* Start *
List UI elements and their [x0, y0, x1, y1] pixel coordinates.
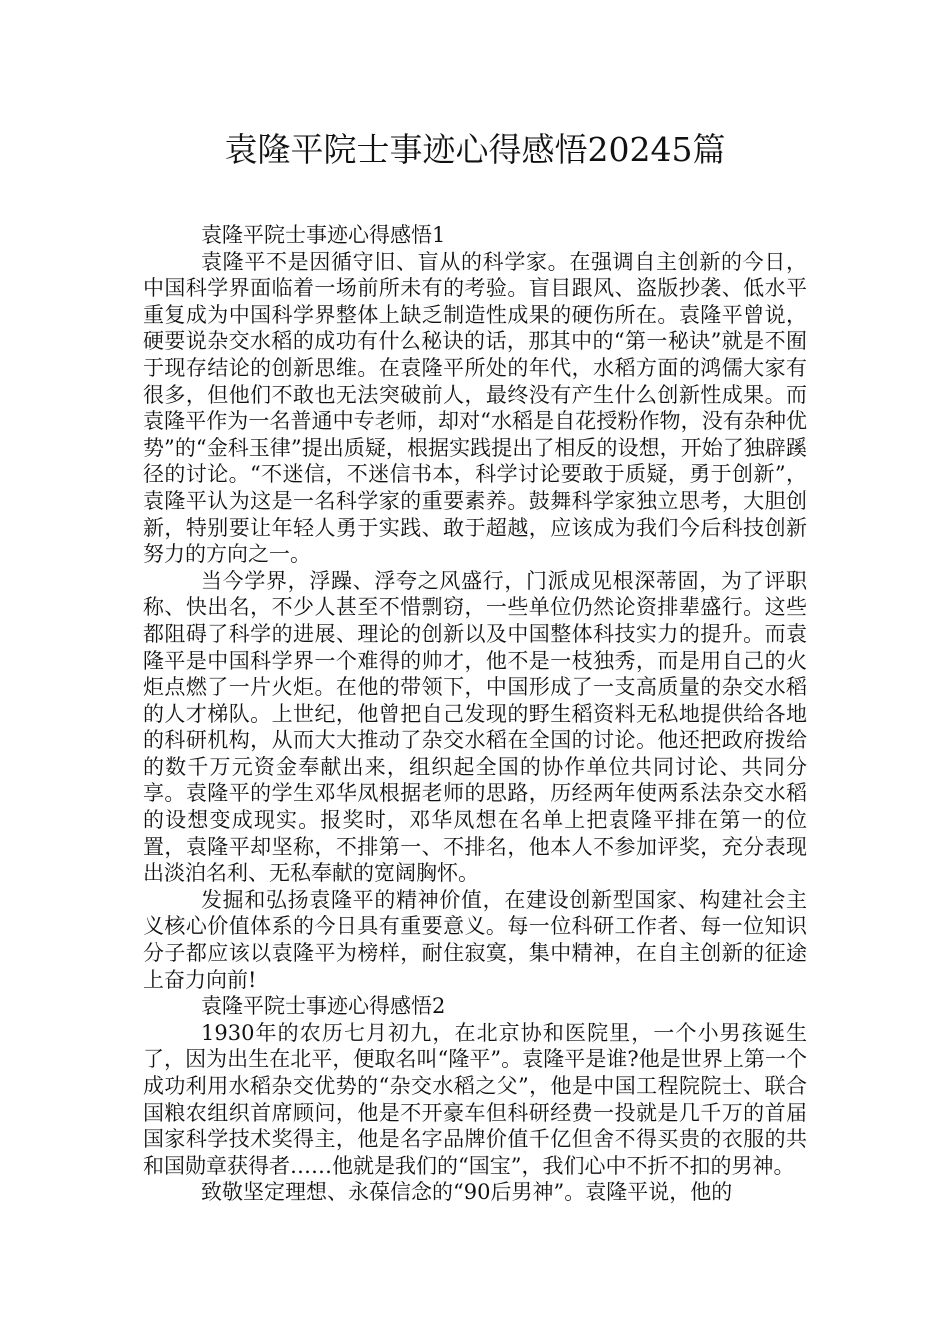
page-title: 袁隆平院士事迹心得感悟20245篇: [224, 130, 726, 169]
document-body: [143, 222, 807, 1206]
section-heading: 袁隆平院士事迹心得感悟2: [201, 994, 446, 1019]
paragraph: 当今学界，浮躁、浮夸之风盛行，门派成见根深蒂固，为了评职称、快出名，不少人甚至不惜剽窃，一些单位仍然论资排辈盛行。这些都阻碍了科学的进展、理论的创新以及中国整体科技实力的提升。而袁隆平是中国科学界一个难得的帅才，他不是一枝独秀，而是用自己的火炬点燃了一片火炬。在他的带领下，中国形成了一支高质量的杂交水稻的人才梯队。上世纪，他曾把自己发现的野生稻资料无私地提供给各地的科研机构，从而大大推动了杂交水稻在全国的讨论。他还把政府拨给的数千万元资金奉献出来，组织起全国的协作单位共同讨论、共同分享。袁隆平的学生邓华凤根据老师的思路，历经两年使两系法杂交水稻的设想变成现实。报奖时，邓华凤想在名单上把袁隆平排在第一的位置，袁隆平却坚称，不排第一、不排名，他本人不参加评奖，充分表现出淡泊名利、无私奉献的宽阔胸怀。: [143, 568, 807, 886]
paragraph: 袁隆平不是因循守旧、盲从的科学家。在强调自主创新的今日，中国科学界面临着一场前所未有的考验。盲目跟风、盗版抄袭、低水平重复成为中国科学界整体上缺乏制造性成果的硬伤所在。袁隆平曾说，硬要说杂交水稻的成功有什么秘诀的话，那其中的“第一秘诀”就是不囿于现存结论的创新思维。在袁隆平所处的年代，水稻方面的鸿儒大家有很多，但他们不敢也无法突破前人，最终没有产生什么创新性成果。而袁隆平作为一名普通中专老师，却对“水稻是自花授粉作物，没有杂种优势”的“金科玉律”提出质疑，根据实践提出了相反的设想，开始了独辟蹊径的讨论。“不迷信，不迷信书本，科学讨论要敢于质疑，勇于创新”，袁隆平认为这是一名科学家的重要素养。鼓舞科学家独立思考，大胆创新，特别要让年轻人勇于实践、敢于超越，应该成为我们今后科技创新努力的方向之一。: [143, 249, 807, 567]
section-heading: 袁隆平院士事迹心得感悟1: [201, 223, 446, 247]
paragraph: 致敬坚定理想、永葆信念的“90后男神”。袁隆平说，他的: [201, 1180, 733, 1205]
paragraph: 发掘和弘扬袁隆平的精神价值，在建设创新型国家、构建社会主义核心价值体系的今日具有重要意义。每一位科研工作者、每一位知识分子都应该以袁隆平为榜样，耐住寂寞，集中精神，在自主创新的征途上奋力向前!: [143, 887, 807, 992]
paragraph: 1930年的农历七月初九，在北京协和医院里，一个小男孩诞生了，因为出生在北平，便取名叫“隆平”。袁隆平是谁?他是世界上第一个成功利用水稻杂交优势的“杂交水稻之父”，他是中国工程院院士、联合国粮农组织首席顾问，他是不开豪车但科研经费一投就是几千万的首届国家科学技术奖得主，他是名字品牌价值千亿但舍不得买贵的衣服的共和国勋章获得者……他就是我们的“国宝”，我们心中不折不扣的男神。: [143, 1020, 807, 1178]
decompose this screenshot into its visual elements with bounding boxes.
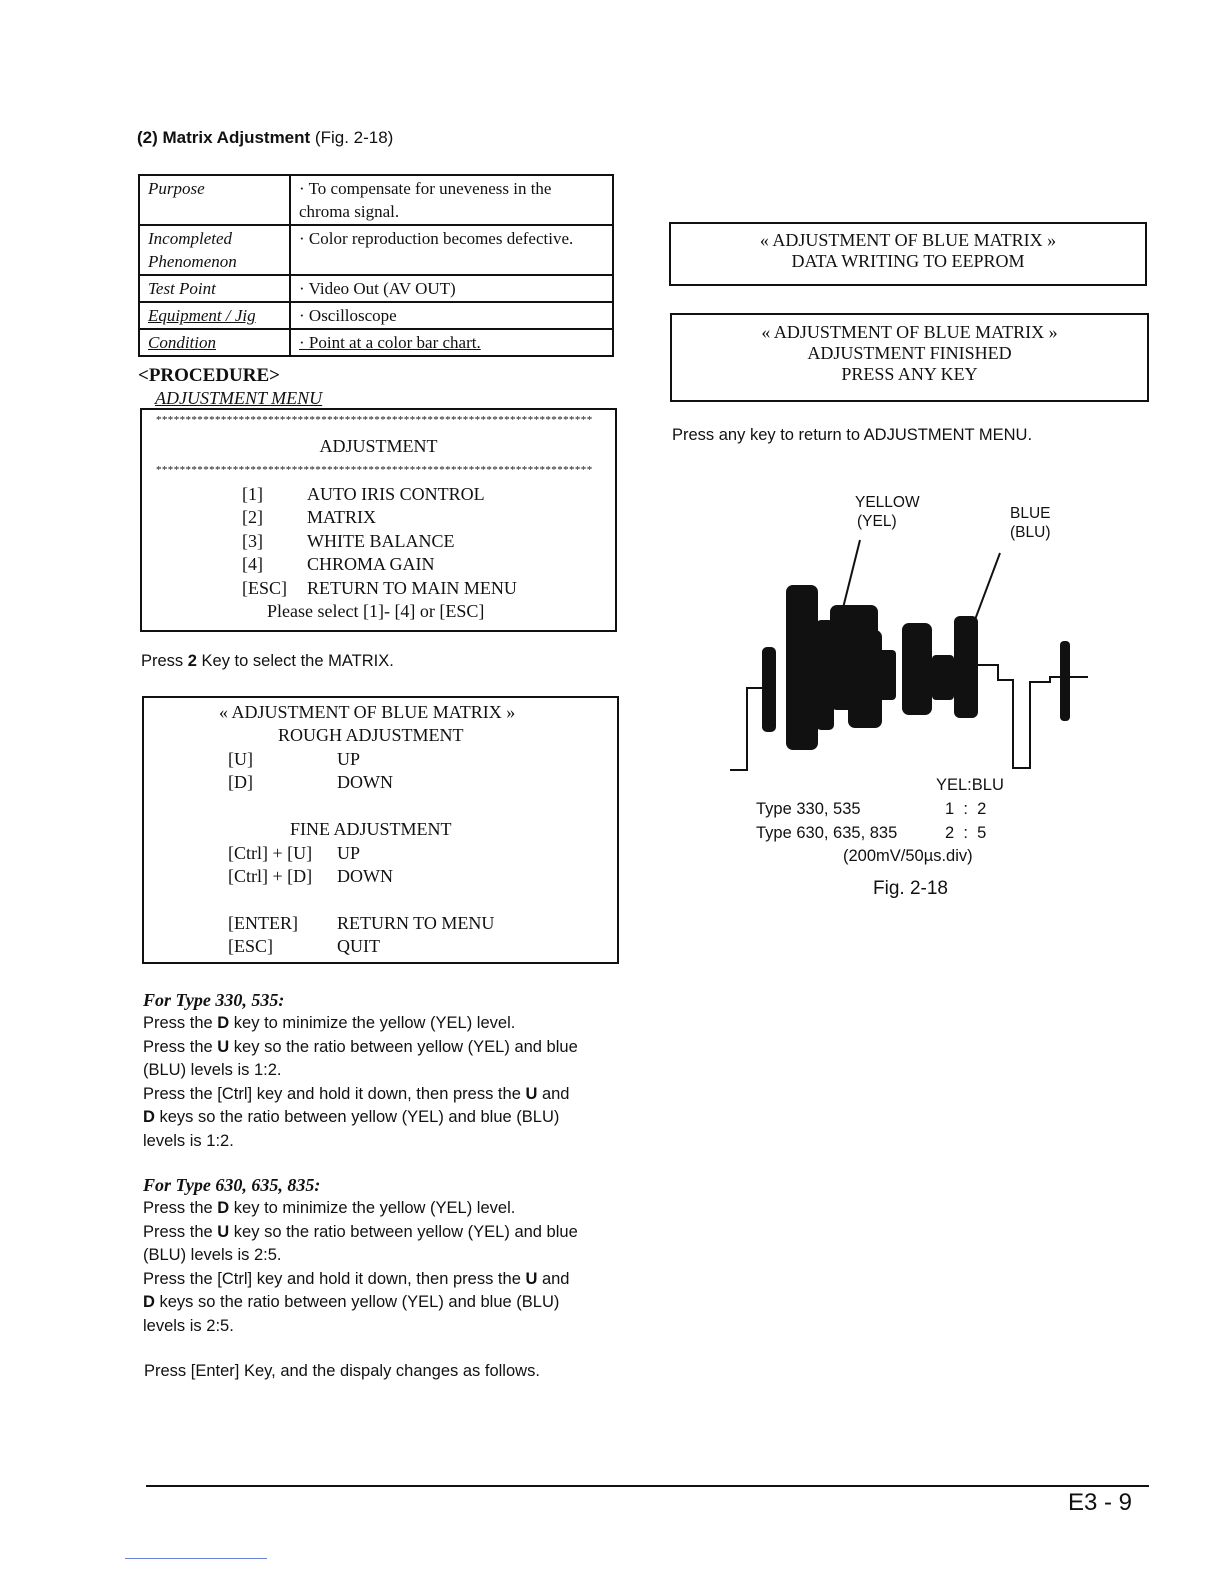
blue-matrix-box — [142, 696, 619, 964]
spec-key: Equipment / Jig — [139, 302, 290, 329]
type-630-instructions — [143, 1197, 623, 1338]
action-label: UP — [337, 749, 361, 769]
action-label: RETURN TO MENU — [337, 913, 495, 933]
note-text: Key to select the MATRIX. — [196, 652, 394, 670]
box-line: « ADJUSTMENT OF BLUE MATRIX » — [761, 322, 1058, 342]
spec-key: Condition — [139, 329, 290, 356]
figure-caption: Fig. 2-18 — [873, 878, 948, 899]
figure-reference: (Fig. 2-18) — [314, 128, 394, 147]
waveform-diagram — [720, 530, 1100, 780]
spec-value: · Oscilloscope — [290, 302, 613, 329]
yellow-abbr: (YEL) — [857, 513, 897, 530]
type-330-heading: For Type 330, 535: — [143, 990, 285, 1010]
waveform-burst — [1060, 641, 1070, 721]
fine-heading: FINE ADJUSTMENT — [290, 819, 452, 839]
key-label: [ENTER] — [228, 913, 298, 933]
instruction-line: levels is 1:2. — [143, 1131, 234, 1150]
menu-item-label: WHITE BALANCE — [307, 531, 455, 551]
section-title: Matrix Adjustment — [162, 128, 311, 147]
eeprom-box — [669, 222, 1147, 286]
instruction-line: (BLU) levels is 1:2. — [143, 1061, 282, 1079]
type-row-label: Type 330, 535 — [756, 800, 861, 818]
key-label: [Ctrl] + [U] — [228, 843, 313, 863]
type-630-heading: For Type 630, 635, 835: — [143, 1175, 321, 1195]
menu-item-label: AUTO IRIS CONTROL — [307, 484, 485, 504]
menu-prompt: Please select [1]- [4] or [ESC] — [267, 601, 485, 621]
instruction-line: D keys so the ratio between yellow (YEL) and blue (BLU) — [143, 1293, 560, 1311]
menu-item-label: RETURN TO MAIN MENU — [307, 578, 517, 598]
box-line: « ADJUSTMENT OF BLUE MATRIX » — [759, 230, 1057, 250]
note-text: Press — [141, 652, 188, 670]
yellow-label: YELLOW — [855, 494, 920, 511]
type-330-instructions — [143, 1012, 623, 1153]
spec-key: Purpose — [139, 175, 290, 225]
blue-label: BLUE — [1010, 505, 1051, 522]
stars-divider: ************************************************************************** — [156, 464, 593, 476]
type-row-label: Type 630, 635, 835 — [756, 824, 898, 842]
menu-key: [4] — [242, 554, 263, 574]
box-line: ADJUSTMENT FINISHED — [807, 343, 1012, 363]
table-row — [139, 275, 613, 302]
menu-key: [ESC] — [242, 578, 287, 598]
waveform-burst — [954, 616, 978, 718]
instruction-line: Press the [Ctrl] key and hold it down, then press the U and — [143, 1269, 570, 1288]
box-title: « ADJUSTMENT OF BLUE MATRIX » — [219, 702, 516, 722]
note-key: 2 — [187, 652, 197, 670]
instruction-line: Press the D key to minimize the yellow (YEL) level. — [143, 1199, 516, 1217]
action-label: QUIT — [337, 936, 380, 956]
instruction-line: Press the U key so the ratio between yellow (YEL) and blue — [143, 1037, 578, 1056]
spec-value: · Video Out (AV OUT) — [290, 275, 613, 302]
finished-box — [670, 313, 1149, 402]
waveform-burst — [932, 655, 954, 700]
return-note: Press any key to return to ADJUSTMENT MENU. — [672, 426, 1033, 444]
blue-pointer — [973, 553, 1000, 625]
waveform-burst — [878, 650, 896, 700]
section-number: (2) — [137, 128, 158, 147]
table-row — [139, 302, 613, 329]
instruction-line: levels is 2:5. — [143, 1316, 234, 1335]
section-heading — [137, 128, 393, 148]
spec-value: · To compensate for uneveness in the chroma signal. — [290, 175, 613, 225]
waveform-burst — [762, 647, 776, 732]
table-row — [139, 329, 613, 356]
enter-note: Press [Enter] Key, and the dispaly changes as follows. — [144, 1362, 540, 1380]
type-row-ratio: 1 : 2 — [945, 800, 987, 818]
menu-key: [2] — [242, 507, 263, 527]
waveform-burst — [786, 585, 818, 750]
menu-key: [3] — [242, 531, 263, 551]
blue-abbr: (BLU) — [1010, 524, 1051, 541]
key-label: [Ctrl] + [D] — [228, 866, 313, 886]
table-row — [139, 225, 613, 275]
key-label: [D] — [228, 772, 253, 792]
instruction-line: Press the D key to minimize the yellow (YEL) level. — [143, 1014, 516, 1032]
menu-key: [1] — [242, 484, 263, 504]
spec-table — [138, 174, 614, 357]
action-label: UP — [337, 843, 361, 863]
press-2-note — [141, 652, 394, 671]
instruction-line: D keys so the ratio between yellow (YEL) and blue (BLU) — [143, 1108, 560, 1126]
scale-label: (200mV/50µs.div) — [843, 847, 973, 865]
box-line: PRESS ANY KEY — [841, 364, 978, 384]
key-label: [U] — [228, 749, 253, 769]
spec-key: Incompleted Phenomenon — [139, 225, 290, 275]
stars-divider: ************************************************************************** — [156, 414, 593, 426]
instruction-line: Press the U key so the ratio between yellow (YEL) and blue — [143, 1222, 578, 1241]
spec-value: · Color reproduction becomes defective. — [290, 225, 613, 275]
footer-rule — [146, 1485, 1149, 1487]
menu-caption: ADJUSTMENT MENU — [155, 388, 323, 408]
menu-title: ADJUSTMENT — [319, 436, 438, 456]
instruction-line: Press the [Ctrl] key and hold it down, then press the U and — [143, 1084, 570, 1103]
bottom-edge-line — [125, 1558, 267, 1559]
key-label: [ESC] — [228, 936, 273, 956]
box-line: DATA WRITING TO EEPROM — [791, 251, 1025, 271]
waveform-trace — [730, 688, 765, 770]
spec-value: · Point at a color bar chart. — [290, 329, 613, 356]
type-row-ratio: 2 : 5 — [945, 824, 987, 842]
procedure-heading: <PROCEDURE> — [138, 365, 280, 386]
instruction-line: (BLU) levels is 2:5. — [143, 1246, 282, 1264]
action-label: DOWN — [337, 772, 393, 792]
adjustment-menu-box — [140, 408, 617, 632]
menu-item-label: CHROMA GAIN — [307, 554, 435, 574]
rough-heading: ROUGH ADJUSTMENT — [278, 725, 464, 745]
table-row — [139, 175, 613, 225]
action-label: DOWN — [337, 866, 393, 886]
spec-key: Test Point — [139, 275, 290, 302]
ratio-header: YEL:BLU — [936, 776, 1004, 794]
page-number: E3 - 9 — [1068, 1489, 1133, 1516]
waveform-trace — [978, 665, 1088, 768]
menu-item-label: MATRIX — [307, 507, 377, 527]
waveform-burst — [902, 623, 932, 715]
waveform-burst — [848, 630, 882, 728]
* End *
### Exercise directions:
Can you reproduce, character for character, the listing's lines from the one containing "page-title: 袁隆平院士事迹心得感悟20245篇: [224, 130, 726, 169]" through the one containing "568, 807, 886]", including both of those lines?

### Response to the task:
page-title: 袁隆平院士事迹心得感悟20245篇: [224, 130, 726, 169]
document-body: [143, 222, 807, 1206]
section-heading: 袁隆平院士事迹心得感悟2: [201, 994, 446, 1019]
paragraph: 当今学界，浮躁、浮夸之风盛行，门派成见根深蒂固，为了评职称、快出名，不少人甚至不惜剽窃，一些单位仍然论资排辈盛行。这些都阻碍了科学的进展、理论的创新以及中国整体科技实力的提升。而袁隆平是中国科学界一个难得的帅才，他不是一枝独秀，而是用自己的火炬点燃了一片火炬。在他的带领下，中国形成了一支高质量的杂交水稻的人才梯队。上世纪，他曾把自己发现的野生稻资料无私地提供给各地的科研机构，从而大大推动了杂交水稻在全国的讨论。他还把政府拨给的数千万元资金奉献出来，组织起全国的协作单位共同讨论、共同分享。袁隆平的学生邓华凤根据老师的思路，历经两年使两系法杂交水稻的设想变成现实。报奖时，邓华凤想在名单上把袁隆平排在第一的位置，袁隆平却坚称，不排第一、不排名，他本人不参加评奖，充分表现出淡泊名利、无私奉献的宽阔胸怀。: [143, 568, 807, 886]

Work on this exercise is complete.